### [WORK TO BE COMPLETED]
Extract every line that contains the word "color".

━━ TASK INPUT ━━

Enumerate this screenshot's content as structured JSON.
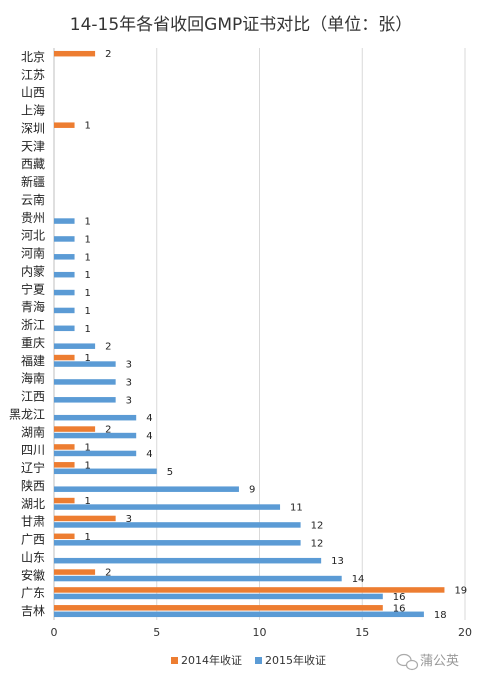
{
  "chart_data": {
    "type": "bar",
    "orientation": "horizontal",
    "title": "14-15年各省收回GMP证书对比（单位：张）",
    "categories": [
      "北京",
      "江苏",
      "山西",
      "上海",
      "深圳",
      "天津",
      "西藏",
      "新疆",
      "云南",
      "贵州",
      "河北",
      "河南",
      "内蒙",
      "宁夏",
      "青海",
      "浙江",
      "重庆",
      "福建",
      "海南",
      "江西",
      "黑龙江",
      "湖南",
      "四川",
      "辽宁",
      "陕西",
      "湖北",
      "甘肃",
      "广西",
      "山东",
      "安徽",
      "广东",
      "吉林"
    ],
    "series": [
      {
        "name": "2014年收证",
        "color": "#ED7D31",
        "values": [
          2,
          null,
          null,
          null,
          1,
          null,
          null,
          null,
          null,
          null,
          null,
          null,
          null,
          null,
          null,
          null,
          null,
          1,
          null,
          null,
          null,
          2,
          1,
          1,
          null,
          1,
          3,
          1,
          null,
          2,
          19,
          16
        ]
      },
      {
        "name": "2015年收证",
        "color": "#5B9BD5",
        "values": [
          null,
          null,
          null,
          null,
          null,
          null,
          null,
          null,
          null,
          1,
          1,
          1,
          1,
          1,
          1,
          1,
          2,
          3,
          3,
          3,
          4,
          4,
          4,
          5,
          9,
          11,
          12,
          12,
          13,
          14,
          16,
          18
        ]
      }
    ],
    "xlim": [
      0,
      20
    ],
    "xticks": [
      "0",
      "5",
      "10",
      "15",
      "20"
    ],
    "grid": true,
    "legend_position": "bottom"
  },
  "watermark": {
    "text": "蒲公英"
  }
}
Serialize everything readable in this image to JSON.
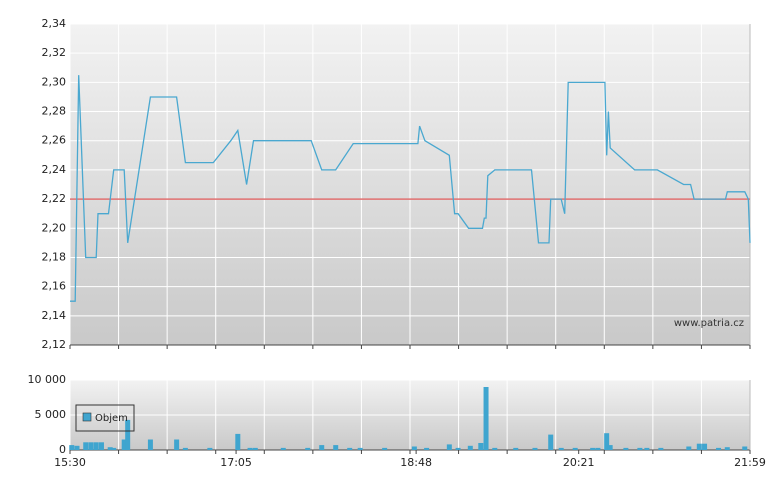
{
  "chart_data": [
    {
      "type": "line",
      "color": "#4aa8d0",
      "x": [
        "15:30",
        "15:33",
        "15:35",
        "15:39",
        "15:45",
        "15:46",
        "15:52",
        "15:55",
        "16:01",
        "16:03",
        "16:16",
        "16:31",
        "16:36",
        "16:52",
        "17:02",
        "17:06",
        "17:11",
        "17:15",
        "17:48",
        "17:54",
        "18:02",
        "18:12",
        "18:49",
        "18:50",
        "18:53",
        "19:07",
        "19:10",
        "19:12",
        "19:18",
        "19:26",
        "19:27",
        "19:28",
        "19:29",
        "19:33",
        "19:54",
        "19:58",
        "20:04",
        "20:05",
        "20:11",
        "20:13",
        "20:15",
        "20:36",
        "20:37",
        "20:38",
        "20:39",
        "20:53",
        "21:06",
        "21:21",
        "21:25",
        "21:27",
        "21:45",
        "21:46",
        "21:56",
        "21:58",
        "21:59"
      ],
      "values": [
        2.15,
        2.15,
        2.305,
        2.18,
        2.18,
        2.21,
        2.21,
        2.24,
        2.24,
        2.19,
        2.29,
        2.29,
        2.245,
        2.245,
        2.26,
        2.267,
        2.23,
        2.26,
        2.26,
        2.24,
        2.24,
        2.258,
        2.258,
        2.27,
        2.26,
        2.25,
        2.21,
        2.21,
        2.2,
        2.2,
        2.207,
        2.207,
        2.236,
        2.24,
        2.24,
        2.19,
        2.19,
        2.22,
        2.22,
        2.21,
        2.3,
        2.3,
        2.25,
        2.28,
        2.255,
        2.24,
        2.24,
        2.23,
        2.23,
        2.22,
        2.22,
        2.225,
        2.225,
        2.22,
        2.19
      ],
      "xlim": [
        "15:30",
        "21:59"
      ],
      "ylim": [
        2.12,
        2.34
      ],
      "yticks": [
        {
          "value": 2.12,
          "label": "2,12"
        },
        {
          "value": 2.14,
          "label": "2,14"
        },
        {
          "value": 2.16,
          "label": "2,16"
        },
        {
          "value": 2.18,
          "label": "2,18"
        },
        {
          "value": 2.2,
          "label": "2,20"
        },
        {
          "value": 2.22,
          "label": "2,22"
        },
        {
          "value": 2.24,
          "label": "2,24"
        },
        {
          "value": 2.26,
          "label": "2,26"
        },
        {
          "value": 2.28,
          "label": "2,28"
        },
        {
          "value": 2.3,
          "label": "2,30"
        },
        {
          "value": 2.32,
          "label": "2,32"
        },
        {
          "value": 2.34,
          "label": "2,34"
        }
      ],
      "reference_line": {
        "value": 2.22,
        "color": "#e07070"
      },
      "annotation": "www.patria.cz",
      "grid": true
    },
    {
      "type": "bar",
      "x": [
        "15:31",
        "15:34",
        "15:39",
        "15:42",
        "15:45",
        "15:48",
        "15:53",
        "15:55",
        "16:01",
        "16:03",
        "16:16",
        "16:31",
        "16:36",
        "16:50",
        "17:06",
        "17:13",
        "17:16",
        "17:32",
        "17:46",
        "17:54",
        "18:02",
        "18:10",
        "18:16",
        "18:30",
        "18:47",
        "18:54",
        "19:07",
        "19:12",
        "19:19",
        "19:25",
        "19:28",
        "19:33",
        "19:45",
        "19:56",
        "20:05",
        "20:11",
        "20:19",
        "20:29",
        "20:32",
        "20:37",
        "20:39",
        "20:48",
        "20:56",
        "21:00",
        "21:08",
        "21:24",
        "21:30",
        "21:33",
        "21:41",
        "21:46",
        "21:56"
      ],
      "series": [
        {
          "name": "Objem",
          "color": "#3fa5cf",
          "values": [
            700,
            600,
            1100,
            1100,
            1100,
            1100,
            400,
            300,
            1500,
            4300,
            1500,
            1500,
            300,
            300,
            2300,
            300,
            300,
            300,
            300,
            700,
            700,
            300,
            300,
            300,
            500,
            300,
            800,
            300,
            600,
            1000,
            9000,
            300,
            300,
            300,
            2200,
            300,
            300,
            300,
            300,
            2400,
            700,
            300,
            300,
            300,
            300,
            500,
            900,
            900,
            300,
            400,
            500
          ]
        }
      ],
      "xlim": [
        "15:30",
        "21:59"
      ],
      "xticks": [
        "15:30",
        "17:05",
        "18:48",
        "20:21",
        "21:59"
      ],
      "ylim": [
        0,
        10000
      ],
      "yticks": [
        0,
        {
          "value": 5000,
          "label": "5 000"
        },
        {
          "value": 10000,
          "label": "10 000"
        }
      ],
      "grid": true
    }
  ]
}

━━━

### [SOLUTION FOR THIS EXERCISE]
        "color": "#ED7D31",
        "color": "#5B9BD5",
      "color": "#4aa8d0",
        "color": "#e07070"
          "color": "#3fa5cf",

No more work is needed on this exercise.